A more complete and accurate wheat genome assembly is being made available to researchers, by The Genome Analysis Centre (TGAC) on 12 November 2015. This landmark resource builds on international efforts in this area and will help wheat breeders accelerate their crop improvement programmes and researchers to discover genes for key traits such as yield, nutrient use and bread making quality. As wheat is one of the world’s most vital crops, the new genomics resources will help secure future food supplies.
The wheat genome is now assembled into fewer and much larger chunks of DNA and covers regions that previous assemblies did not reach, such as complicated highly repetitive regions that form about 80 per cent of the DNA sequences. “Furthermore”, said Matt Clark, Group Leader at EI (Co-Principal Investigator on the grant), who led the sequencing work, “wheat has a very large and complex genome made by the hybridisation of three closely related grasses, each of which has a large genome itself. It’s has been a complex problem that has confounded scientists for several years.”
Reaching this milestone has been a major UK-based effort to identify and understand wheat genes and develop insights into the links between them to aid breeding programmes. In this latest development, billions of bases needed to be sequenced and the assembly (a gigantic jigsaw puzzle using billions of pieces that are very similar to each other) took three weeks to complete on one of the UK’s largest supercomputers, which was specially configured for work on wheat.
To assemble the wheat genome, Bernardo Clavijo, Algorithms Research and Development Team Leader at TGAC, made major modifications to a software, called DISCOVAR, developed by the Broad Institute, Cambridge US, (previously used for specialist applications in human genome assembly) in a collaboration established by Federica Di Palma, Director of Science of EI and Visiting Scientist at the Broad Institute. In order to ensure all the complexity of the DNA sequence was preserved during assembly, he made a series of major overhauls to the software: “We centred our approach on achieving maximal coverage of the genome, by distinguishing repeats. We were very careful to use newly generated high-quality input data.”
These advances now mean the software can assemble several wheat genomes with high speed and great precision. This sets the stage for rapidly generating useful assemblies of many varieties of wheat, which is an essential step for breeding and research. Mike Bevan from the John Innes Centre (JIC) (Co-Principal Investigator), said: “The capacity to sequence and assemble many wheat genomes efficiently breaks down major barriers to wheat crop improvement. We will now be able to exploit genetic variation from ancestral wheat varieties for crop improvement in new ways.”

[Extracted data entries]
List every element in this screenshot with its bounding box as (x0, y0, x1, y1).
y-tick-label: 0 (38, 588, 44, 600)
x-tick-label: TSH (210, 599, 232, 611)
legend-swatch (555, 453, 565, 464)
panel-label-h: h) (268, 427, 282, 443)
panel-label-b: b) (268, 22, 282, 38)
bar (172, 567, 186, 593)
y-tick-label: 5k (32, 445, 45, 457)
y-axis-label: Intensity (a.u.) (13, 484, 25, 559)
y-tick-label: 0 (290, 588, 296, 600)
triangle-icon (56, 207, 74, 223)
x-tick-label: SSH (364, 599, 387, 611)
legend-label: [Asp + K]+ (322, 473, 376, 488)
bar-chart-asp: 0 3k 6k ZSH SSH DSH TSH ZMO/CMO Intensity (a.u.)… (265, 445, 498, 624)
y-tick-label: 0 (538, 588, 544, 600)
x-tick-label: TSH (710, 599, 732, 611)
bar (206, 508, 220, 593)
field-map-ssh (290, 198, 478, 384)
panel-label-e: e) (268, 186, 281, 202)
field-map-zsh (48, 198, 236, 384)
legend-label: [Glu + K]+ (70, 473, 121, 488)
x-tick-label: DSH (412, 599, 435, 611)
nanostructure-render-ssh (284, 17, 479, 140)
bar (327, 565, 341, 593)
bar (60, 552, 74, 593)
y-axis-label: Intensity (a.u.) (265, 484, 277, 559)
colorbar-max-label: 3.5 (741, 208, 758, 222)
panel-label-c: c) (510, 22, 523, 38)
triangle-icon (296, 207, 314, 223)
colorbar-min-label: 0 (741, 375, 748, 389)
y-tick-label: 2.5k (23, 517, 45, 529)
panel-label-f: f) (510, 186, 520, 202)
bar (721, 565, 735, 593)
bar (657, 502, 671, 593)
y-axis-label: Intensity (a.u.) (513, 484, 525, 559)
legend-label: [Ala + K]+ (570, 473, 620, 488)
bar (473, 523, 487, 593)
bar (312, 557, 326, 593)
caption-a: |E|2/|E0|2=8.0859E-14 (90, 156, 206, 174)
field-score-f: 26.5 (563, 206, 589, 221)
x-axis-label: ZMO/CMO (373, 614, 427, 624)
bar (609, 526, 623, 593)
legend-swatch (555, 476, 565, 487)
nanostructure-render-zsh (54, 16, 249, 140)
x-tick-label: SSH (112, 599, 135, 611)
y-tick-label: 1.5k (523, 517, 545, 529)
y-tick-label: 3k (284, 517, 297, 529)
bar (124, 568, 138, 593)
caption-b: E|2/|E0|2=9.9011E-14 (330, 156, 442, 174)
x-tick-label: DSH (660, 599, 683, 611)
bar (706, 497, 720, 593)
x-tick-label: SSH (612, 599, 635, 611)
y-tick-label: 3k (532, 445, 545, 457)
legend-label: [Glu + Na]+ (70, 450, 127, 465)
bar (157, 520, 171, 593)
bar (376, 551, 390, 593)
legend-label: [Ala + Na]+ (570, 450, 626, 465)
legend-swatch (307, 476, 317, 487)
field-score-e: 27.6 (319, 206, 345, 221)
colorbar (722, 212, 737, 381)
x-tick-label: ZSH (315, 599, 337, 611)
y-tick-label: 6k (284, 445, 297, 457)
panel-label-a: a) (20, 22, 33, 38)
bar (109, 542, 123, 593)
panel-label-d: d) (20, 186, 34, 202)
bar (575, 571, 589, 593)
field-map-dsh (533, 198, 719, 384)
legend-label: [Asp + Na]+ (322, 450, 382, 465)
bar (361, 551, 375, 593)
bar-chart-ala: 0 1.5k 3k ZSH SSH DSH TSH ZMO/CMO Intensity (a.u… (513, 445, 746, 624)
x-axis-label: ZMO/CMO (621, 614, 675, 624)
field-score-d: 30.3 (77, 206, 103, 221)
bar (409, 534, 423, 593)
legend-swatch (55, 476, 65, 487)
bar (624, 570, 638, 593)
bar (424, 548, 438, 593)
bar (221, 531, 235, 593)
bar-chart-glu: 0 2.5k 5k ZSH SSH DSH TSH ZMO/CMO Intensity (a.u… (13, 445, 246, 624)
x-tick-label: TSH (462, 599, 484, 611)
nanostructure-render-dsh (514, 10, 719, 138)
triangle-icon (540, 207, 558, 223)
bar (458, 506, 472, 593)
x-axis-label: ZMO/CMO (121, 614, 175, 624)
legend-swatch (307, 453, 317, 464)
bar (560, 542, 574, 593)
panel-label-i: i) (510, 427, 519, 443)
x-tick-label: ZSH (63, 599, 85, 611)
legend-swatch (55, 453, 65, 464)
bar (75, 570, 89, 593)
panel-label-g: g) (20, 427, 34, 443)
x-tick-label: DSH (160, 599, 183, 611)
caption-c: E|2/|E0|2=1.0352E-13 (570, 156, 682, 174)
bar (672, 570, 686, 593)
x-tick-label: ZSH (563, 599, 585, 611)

◆ Requirement ◆
Extend the wheat genome assembly article by writing what comes next after its final paragraph.

◆ Answer section ◆
Ksenia Krasileva, Group Leader at EI and TSL, who has conducted an initial assessment of the assemblies, said: “One of the most complex and large groups of genes in wheat are those that contribute to the nutritional and bread-making quality of the grain. These are all present in complete copies in the genome, suggesting other hard-to-assemble genes are also accurately represented.”
Steve Visscher, Deputy Chief Executive of the Biotechnology and Biosciences Research Council (BBSRC), who funded the project, said: “BBSRC is delighted to have supported this work, which has made an important contribution to the G20-sponsored international Wheat Initiative. Many research groups are contributing to the global research effort to develop a fully assembled and aligned wheat genome sequence to access, understand and apply the richness of wheat genetic diversity to increase wheat yield, improve wheat’s tolerance to stresses, pathogens and pests, and improve the sustainability wheat production. It is fitting that this important step in unravelling the complex wheat genome, which is five times the size of the human genome, has adapted specialist software developed for the human genome assembly.”
The early release of the data as a new resource for the world wheat researchers and breeders reflects the Wheat Initiative’s founding principles of sharing data and seeking synergy through collaboration to help tackle the global grand challenge of feeding a population of nearly 10 billion by 2050. The data will be available for sequence searches (BLAST) at EI’s Grassroot Genomics platform from November 12 2015. The full data set, with genes identified, will be publicly available from the European Bioinformatics Institute’s (EBI) Ensembl database at the end of 2015. This is a key milestone in the BBSRC funded research project “Triticeae Genomics for Sustainable Agriculture” in collaboration with EI, JIC, the European Bioinformatics Institute and Rothamsted Research.
EI is strategically funded by BBSRC and operates a National Capability to promote the application of genomics and bioinformatics to advance bioscience research and innovation.